## Begin DATA LISTING

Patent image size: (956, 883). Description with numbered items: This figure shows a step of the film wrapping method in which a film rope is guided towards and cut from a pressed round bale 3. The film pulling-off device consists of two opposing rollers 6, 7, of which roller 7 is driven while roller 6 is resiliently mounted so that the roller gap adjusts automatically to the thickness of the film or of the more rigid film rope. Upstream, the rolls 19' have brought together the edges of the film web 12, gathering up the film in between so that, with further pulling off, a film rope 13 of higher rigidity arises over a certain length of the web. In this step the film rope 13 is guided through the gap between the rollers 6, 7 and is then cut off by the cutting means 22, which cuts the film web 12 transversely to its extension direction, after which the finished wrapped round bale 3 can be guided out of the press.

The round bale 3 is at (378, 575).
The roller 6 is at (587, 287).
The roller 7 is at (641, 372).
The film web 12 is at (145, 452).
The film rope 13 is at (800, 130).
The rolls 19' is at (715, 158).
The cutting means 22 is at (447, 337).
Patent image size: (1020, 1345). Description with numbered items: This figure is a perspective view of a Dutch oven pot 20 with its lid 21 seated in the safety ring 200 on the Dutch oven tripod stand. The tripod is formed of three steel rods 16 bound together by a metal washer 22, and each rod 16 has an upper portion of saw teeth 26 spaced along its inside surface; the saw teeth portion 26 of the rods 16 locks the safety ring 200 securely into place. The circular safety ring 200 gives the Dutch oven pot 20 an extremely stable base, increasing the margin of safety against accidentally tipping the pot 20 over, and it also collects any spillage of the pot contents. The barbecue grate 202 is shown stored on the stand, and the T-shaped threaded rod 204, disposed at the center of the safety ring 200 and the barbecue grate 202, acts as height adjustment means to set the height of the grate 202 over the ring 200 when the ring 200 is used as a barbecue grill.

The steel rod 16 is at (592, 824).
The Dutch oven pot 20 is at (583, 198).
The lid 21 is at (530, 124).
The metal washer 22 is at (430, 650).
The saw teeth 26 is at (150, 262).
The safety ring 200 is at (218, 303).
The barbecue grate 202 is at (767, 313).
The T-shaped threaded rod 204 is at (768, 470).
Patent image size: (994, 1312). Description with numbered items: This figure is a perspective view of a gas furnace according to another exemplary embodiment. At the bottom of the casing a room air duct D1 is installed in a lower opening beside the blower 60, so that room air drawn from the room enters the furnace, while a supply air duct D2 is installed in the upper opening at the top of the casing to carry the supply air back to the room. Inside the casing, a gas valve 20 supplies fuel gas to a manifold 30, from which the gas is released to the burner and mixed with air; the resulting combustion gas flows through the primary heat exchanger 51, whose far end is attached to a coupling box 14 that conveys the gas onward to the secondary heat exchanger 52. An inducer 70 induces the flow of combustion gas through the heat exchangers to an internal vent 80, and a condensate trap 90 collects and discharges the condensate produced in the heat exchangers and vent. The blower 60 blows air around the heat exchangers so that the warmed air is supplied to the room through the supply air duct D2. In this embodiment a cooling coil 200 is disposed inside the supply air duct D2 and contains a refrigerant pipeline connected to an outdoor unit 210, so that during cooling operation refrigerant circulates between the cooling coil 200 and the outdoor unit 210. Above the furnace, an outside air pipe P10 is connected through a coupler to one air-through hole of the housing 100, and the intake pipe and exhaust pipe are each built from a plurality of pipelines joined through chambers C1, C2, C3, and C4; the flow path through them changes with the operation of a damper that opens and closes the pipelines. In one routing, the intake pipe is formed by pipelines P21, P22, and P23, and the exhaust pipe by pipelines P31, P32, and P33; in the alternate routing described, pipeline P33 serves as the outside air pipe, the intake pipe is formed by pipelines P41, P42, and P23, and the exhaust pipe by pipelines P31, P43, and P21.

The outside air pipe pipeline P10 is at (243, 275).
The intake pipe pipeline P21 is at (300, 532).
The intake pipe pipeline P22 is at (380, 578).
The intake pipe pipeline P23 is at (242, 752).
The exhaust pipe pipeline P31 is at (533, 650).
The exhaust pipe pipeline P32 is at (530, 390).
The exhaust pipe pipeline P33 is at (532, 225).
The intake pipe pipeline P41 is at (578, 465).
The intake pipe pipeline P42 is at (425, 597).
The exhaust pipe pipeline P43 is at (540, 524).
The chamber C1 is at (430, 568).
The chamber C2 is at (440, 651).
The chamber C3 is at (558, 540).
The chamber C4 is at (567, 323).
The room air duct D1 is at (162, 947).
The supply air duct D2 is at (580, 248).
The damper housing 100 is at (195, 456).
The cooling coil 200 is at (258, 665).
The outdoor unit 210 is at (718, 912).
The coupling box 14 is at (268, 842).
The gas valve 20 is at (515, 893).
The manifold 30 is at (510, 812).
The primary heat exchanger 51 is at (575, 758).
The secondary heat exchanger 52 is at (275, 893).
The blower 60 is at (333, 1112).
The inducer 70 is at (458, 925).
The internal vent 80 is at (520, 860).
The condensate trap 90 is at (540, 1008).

## End DATA LISTING

SHORT EXERCISE: Copy the entire listing above line for line, changing nothing.

TASK RESPONSE:
Patent image size: (956, 883). Description with numbered items: This figure shows a step of the film wrapping method in which a film rope is guided towards and cut from a pressed round bale 3. The film pulling-off device consists of two opposing rollers 6, 7, of which roller 7 is driven while roller 6 is resiliently mounted so that the roller gap adjusts automatically to the thickness of the film or of the more rigid film rope. Upstream, the rolls 19' have brought together the edges of the film web 12, gathering up the film in between so that, with further pulling off, a film rope 13 of higher rigidity arises over a certain length of the web. In this step the film rope 13 is guided through the gap between the rollers 6, 7 and is then cut off by the cutting means 22, which cuts the film web 12 transversely to its extension direction, after which the finished wrapped round bale 3 can be guided out of the press.

The round bale 3 is at (378, 575).
The roller 6 is at (587, 287).
The roller 7 is at (641, 372).
The film web 12 is at (145, 452).
The film rope 13 is at (800, 130).
The rolls 19' is at (715, 158).
The cutting means 22 is at (447, 337).
Patent image size: (1020, 1345). Description with numbered items: This figure is a perspective view of a Dutch oven pot 20 with its lid 21 seated in the safety ring 200 on the Dutch oven tripod stand. The tripod is formed of three steel rods 16 bound together by a metal washer 22, and each rod 16 has an upper portion of saw teeth 26 spaced along its inside surface; the saw teeth portion 26 of the rods 16 locks the safety ring 200 securely into place. The circular safety ring 200 gives the Dutch oven pot 20 an extremely stable base, increasing the margin of safety against accidentally tipping the pot 20 over, and it also collects any spillage of the pot contents. The barbecue grate 202 is shown stored on the stand, and the T-shaped threaded rod 204, disposed at the center of the safety ring 200 and the barbecue grate 202, acts as height adjustment means to set the height of the grate 202 over the ring 200 when the ring 200 is used as a barbecue grill.

The steel rod 16 is at (592, 824).
The Dutch oven pot 20 is at (583, 198).
The lid 21 is at (530, 124).
The metal washer 22 is at (430, 650).
The saw teeth 26 is at (150, 262).
The safety ring 200 is at (218, 303).
The barbecue grate 202 is at (767, 313).
The T-shaped threaded rod 204 is at (768, 470).
Patent image size: (994, 1312). Description with numbered items: This figure is a perspective view of a gas furnace according to another exemplary embodiment. At the bottom of the casing a room air duct D1 is installed in a lower opening beside the blower 60, so that room air drawn from the room enters the furnace, while a supply air duct D2 is installed in the upper opening at the top of the casing to carry the supply air back to the room. Inside the casing, a gas valve 20 supplies fuel gas to a manifold 30, from which the gas is released to the burner and mixed with air; the resulting combustion gas flows through the primary heat exchanger 51, whose far end is attached to a coupling box 14 that conveys the gas onward to the secondary heat exchanger 52. An inducer 70 induces the flow of combustion gas through the heat exchangers to an internal vent 80, and a condensate trap 90 collects and discharges the condensate produced in the heat exchangers and vent. The blower 60 blows air around the heat exchangers so that the warmed air is supplied to the room through the supply air duct D2. In this embodiment a cooling coil 200 is disposed inside the supply air duct D2 and contains a refrigerant pipeline connected to an outdoor unit 210, so that during cooling operation refrigerant circulates between the cooling coil 200 and the outdoor unit 210. Above the furnace, an outside air pipe P10 is connected through a coupler to one air-through hole of the housing 100, and the intake pipe and exhaust pipe are each built from a plurality of pipelines joined through chambers C1, C2, C3, and C4; the flow path through them changes with the operation of a damper that opens and closes the pipelines. In one routing, the intake pipe is formed by pipelines P21, P22, and P23, and the exhaust pipe by pipelines P31, P32, and P33; in the alternate routing described, pipeline P33 serves as the outside air pipe, the intake pipe is formed by pipelines P41, P42, and P23, and the exhaust pipe by pipelines P31, P43, and P21.

The outside air pipe pipeline P10 is at (243, 275).
The intake pipe pipeline P21 is at (300, 532).
The intake pipe pipeline P22 is at (380, 578).
The intake pipe pipeline P23 is at (242, 752).
The exhaust pipe pipeline P31 is at (533, 650).
The exhaust pipe pipeline P32 is at (530, 390).
The exhaust pipe pipeline P33 is at (532, 225).
The intake pipe pipeline P41 is at (578, 465).
The intake pipe pipeline P42 is at (425, 597).
The exhaust pipe pipeline P43 is at (540, 524).
The chamber C1 is at (430, 568).
The chamber C2 is at (440, 651).
The chamber C3 is at (558, 540).
The chamber C4 is at (567, 323).
The room air duct D1 is at (162, 947).
The supply air duct D2 is at (580, 248).
The damper housing 100 is at (195, 456).
The cooling coil 200 is at (258, 665).
The outdoor unit 210 is at (718, 912).
The coupling box 14 is at (268, 842).
The gas valve 20 is at (515, 893).
The manifold 30 is at (510, 812).
The primary heat exchanger 51 is at (575, 758).
The secondary heat exchanger 52 is at (275, 893).
The blower 60 is at (333, 1112).
The inducer 70 is at (458, 925).
The internal vent 80 is at (520, 860).
The condensate trap 90 is at (540, 1008).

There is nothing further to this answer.